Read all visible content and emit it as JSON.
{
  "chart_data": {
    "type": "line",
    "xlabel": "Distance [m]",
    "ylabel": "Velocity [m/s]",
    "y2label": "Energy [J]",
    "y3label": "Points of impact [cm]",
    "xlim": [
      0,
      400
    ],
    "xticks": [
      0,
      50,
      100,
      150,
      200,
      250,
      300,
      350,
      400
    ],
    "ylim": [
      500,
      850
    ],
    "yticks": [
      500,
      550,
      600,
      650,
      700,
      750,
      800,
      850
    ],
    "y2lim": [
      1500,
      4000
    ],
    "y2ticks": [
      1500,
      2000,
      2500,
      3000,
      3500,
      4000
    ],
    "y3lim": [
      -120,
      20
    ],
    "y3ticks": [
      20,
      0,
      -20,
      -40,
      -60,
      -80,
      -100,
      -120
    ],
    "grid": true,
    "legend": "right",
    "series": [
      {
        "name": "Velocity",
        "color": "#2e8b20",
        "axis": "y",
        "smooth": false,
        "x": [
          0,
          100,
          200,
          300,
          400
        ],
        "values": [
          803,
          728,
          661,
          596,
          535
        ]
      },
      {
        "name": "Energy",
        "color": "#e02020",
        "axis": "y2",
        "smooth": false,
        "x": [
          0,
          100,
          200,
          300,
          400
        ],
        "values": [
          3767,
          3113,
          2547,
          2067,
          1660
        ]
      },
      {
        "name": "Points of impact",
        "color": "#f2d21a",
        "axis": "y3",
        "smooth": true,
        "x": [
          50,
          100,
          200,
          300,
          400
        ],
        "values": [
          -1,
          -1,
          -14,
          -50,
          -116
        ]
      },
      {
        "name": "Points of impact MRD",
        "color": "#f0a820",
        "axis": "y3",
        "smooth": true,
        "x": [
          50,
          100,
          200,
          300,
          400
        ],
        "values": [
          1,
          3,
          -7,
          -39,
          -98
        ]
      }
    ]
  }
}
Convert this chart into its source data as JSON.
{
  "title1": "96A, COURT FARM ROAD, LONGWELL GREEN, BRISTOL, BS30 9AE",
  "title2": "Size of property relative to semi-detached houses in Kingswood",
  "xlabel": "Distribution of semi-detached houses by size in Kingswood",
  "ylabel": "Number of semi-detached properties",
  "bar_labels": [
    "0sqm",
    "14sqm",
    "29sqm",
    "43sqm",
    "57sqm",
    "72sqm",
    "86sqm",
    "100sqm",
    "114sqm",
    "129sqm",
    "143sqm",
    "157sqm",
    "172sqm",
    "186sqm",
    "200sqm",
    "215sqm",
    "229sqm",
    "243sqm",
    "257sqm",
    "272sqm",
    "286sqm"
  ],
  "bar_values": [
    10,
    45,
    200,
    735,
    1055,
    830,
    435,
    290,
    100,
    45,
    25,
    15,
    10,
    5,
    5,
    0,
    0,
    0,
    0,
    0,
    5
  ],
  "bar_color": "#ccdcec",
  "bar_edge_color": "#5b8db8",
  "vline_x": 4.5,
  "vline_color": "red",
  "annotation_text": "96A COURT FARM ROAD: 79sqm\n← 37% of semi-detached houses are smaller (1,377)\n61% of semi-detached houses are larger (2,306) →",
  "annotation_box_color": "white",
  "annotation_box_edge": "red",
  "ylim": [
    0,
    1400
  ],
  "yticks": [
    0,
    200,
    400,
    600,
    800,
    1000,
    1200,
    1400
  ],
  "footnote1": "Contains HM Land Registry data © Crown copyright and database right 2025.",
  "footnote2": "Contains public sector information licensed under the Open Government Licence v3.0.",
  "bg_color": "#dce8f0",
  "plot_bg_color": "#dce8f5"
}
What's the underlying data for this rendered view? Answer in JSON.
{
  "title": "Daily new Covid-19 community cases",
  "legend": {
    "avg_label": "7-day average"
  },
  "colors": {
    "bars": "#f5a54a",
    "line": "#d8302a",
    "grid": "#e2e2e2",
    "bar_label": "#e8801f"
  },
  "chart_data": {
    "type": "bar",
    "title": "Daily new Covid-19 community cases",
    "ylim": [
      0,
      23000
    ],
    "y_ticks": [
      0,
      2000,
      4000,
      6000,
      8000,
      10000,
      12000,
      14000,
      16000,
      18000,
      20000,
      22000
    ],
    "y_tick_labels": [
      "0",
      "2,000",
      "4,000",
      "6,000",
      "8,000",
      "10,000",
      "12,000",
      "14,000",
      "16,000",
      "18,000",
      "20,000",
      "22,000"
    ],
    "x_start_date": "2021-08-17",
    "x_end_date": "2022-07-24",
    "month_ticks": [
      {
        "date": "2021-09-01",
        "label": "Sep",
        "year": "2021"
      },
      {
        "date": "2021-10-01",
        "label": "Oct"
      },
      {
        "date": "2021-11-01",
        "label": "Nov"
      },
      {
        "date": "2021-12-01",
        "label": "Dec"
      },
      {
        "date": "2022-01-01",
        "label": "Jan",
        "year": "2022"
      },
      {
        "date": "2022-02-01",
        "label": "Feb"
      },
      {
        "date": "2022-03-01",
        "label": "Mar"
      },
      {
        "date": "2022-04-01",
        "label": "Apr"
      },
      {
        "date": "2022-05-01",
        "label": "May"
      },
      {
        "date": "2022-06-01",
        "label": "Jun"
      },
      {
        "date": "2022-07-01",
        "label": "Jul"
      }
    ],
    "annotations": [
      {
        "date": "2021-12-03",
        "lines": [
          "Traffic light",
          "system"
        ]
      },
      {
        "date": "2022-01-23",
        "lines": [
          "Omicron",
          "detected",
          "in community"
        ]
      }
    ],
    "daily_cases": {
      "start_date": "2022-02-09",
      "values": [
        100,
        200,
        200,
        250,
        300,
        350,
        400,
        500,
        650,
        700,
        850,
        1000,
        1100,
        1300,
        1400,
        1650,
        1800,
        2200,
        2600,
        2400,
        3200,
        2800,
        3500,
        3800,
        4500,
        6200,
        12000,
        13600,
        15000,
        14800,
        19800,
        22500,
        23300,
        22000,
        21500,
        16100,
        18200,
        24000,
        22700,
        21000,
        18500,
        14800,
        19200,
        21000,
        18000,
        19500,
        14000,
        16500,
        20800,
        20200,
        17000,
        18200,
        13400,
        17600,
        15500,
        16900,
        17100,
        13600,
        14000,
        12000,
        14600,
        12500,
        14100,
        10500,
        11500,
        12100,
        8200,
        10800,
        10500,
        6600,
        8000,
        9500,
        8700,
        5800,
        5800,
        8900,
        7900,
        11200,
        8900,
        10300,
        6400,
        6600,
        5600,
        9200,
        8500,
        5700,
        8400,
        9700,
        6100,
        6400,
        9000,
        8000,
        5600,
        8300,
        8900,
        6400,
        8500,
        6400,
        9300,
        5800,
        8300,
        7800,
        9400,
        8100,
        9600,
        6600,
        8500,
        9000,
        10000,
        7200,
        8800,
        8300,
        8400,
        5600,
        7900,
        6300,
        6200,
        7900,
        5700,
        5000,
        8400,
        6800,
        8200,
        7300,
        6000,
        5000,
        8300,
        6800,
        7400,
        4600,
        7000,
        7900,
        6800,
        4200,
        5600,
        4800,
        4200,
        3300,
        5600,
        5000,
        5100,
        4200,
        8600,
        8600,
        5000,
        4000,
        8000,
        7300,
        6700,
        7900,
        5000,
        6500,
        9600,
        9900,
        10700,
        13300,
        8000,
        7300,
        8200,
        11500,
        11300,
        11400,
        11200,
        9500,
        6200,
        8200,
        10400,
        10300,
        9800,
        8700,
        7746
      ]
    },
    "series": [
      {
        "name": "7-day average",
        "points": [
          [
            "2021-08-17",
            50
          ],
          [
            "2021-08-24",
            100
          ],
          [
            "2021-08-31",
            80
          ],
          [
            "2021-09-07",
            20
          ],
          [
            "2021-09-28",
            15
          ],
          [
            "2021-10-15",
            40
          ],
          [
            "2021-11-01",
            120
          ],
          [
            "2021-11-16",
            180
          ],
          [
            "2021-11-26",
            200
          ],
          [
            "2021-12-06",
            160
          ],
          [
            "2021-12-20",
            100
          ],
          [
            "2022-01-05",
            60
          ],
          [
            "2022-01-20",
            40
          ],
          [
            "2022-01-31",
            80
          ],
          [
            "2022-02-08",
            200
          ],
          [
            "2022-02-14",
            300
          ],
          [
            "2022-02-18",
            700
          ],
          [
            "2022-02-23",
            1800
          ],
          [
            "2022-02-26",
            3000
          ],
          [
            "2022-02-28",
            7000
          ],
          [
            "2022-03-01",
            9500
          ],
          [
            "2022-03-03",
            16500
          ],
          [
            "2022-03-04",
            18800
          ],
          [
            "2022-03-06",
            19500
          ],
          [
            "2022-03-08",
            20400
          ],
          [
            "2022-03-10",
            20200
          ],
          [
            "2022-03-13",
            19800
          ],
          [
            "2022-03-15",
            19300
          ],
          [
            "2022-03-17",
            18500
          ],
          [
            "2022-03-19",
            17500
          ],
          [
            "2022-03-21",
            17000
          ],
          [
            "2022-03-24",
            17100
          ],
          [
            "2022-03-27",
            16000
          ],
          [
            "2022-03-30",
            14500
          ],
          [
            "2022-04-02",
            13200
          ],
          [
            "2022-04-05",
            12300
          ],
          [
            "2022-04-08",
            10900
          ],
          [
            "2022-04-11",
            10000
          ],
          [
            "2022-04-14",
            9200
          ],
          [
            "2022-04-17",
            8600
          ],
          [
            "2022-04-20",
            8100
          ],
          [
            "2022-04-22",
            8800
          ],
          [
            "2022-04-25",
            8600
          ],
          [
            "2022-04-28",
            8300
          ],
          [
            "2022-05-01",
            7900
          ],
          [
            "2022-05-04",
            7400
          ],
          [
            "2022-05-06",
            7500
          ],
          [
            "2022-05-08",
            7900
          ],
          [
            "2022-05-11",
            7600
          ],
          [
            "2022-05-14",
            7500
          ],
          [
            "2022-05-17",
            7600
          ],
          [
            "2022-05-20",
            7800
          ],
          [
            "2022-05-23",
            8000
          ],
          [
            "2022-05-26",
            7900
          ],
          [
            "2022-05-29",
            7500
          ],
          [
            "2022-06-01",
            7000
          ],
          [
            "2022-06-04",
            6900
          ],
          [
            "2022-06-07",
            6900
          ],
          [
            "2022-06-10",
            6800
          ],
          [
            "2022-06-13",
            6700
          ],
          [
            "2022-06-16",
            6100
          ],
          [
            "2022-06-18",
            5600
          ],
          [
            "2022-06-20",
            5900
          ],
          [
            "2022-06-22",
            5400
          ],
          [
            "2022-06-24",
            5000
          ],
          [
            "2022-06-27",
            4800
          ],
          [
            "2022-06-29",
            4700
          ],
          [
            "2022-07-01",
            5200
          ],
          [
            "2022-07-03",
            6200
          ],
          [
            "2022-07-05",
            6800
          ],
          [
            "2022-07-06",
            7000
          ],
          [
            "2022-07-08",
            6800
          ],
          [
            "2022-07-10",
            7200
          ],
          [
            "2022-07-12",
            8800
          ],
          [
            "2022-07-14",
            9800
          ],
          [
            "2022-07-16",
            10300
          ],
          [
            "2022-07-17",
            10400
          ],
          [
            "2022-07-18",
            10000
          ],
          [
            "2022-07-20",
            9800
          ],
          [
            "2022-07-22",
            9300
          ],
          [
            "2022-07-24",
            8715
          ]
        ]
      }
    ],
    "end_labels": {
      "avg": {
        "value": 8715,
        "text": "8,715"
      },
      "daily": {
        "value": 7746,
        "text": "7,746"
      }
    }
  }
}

#### Task brief
Pick out every line above that contains the word "ROAD" and copy it.

#### Solved problem
  "title1": "96A, COURT FARM ROAD, LONGWELL GREEN, BRISTOL, BS30 9AE",
  "annotation_text": "96A COURT FARM ROAD: 79sqm\n← 37% of semi-detached houses are smaller (1,377)\n61% of semi-detached houses are larger (2,306) →",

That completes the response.